Materials provided |
----

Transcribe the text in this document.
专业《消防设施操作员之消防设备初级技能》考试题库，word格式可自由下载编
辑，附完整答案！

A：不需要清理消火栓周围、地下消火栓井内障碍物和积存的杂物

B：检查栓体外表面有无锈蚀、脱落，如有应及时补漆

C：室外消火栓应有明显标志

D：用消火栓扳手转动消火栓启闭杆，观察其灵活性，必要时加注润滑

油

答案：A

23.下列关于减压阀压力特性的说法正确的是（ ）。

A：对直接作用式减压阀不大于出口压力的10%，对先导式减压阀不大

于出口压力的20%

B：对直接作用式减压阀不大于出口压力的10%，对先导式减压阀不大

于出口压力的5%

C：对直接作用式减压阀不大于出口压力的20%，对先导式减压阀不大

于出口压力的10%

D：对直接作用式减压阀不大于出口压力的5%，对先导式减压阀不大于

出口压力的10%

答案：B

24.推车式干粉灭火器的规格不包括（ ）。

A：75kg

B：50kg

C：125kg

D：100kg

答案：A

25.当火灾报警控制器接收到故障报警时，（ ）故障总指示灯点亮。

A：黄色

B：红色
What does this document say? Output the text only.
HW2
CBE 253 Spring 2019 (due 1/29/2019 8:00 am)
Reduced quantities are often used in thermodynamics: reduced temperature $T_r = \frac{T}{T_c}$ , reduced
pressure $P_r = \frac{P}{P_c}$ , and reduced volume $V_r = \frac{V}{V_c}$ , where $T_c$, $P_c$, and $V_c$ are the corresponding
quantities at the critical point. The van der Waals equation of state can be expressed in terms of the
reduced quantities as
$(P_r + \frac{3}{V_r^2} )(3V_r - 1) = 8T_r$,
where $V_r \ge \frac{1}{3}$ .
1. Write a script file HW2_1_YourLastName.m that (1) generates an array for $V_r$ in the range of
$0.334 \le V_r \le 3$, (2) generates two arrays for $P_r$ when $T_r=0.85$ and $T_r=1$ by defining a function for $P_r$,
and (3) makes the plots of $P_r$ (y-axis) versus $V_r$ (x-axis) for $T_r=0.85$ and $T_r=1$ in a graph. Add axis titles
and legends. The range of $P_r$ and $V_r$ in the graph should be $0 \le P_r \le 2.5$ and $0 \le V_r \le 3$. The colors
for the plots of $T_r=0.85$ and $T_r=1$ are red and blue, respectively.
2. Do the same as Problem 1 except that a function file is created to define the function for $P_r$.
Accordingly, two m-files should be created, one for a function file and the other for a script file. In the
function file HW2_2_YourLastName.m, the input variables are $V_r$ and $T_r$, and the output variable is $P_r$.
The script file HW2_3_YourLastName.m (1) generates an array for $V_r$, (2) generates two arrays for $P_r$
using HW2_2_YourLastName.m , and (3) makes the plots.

----

Task description | Return exactly the lines of the data, and only those, from the line with "What does this" through the last line, inclusive.

Written solution |
What does this document say? Output the text only.
HW2
CBE 253 Spring 2019 (due 1/29/2019 8:00 am)
Reduced quantities are often used in thermodynamics: reduced temperature $T_r = \frac{T}{T_c}$ , reduced
pressure $P_r = \frac{P}{P_c}$ , and reduced volume $V_r = \frac{V}{V_c}$ , where $T_c$, $P_c$, and $V_c$ are the corresponding
quantities at the critical point. The van der Waals equation of state can be expressed in terms of the
reduced quantities as
$(P_r + \frac{3}{V_r^2} )(3V_r - 1) = 8T_r$,
where $V_r \ge \frac{1}{3}$ .
1. Write a script file HW2_1_YourLastName.m that (1) generates an array for $V_r$ in the range of
$0.334 \le V_r \le 3$, (2) generates two arrays for $P_r$ when $T_r=0.85$ and $T_r=1$ by defining a function for $P_r$,
and (3) makes the plots of $P_r$ (y-axis) versus $V_r$ (x-axis) for $T_r=0.85$ and $T_r=1$ in a graph. Add axis titles
and legends. The range of $P_r$ and $V_r$ in the graph should be $0 \le P_r \le 2.5$ and $0 \le V_r \le 3$. The colors
for the plots of $T_r=0.85$ and $T_r=1$ are red and blue, respectively.
2. Do the same as Problem 1 except that a function file is created to define the function for $P_r$.
Accordingly, two m-files should be created, one for a function file and the other for a script file. In the
function file HW2_2_YourLastName.m, the input variables are $V_r$ and $T_r$, and the output variable is $P_r$.
The script file HW2_3_YourLastName.m (1) generates an array for $V_r$, (2) generates two arrays for $P_r$
using HW2_2_YourLastName.m , and (3) makes the plots.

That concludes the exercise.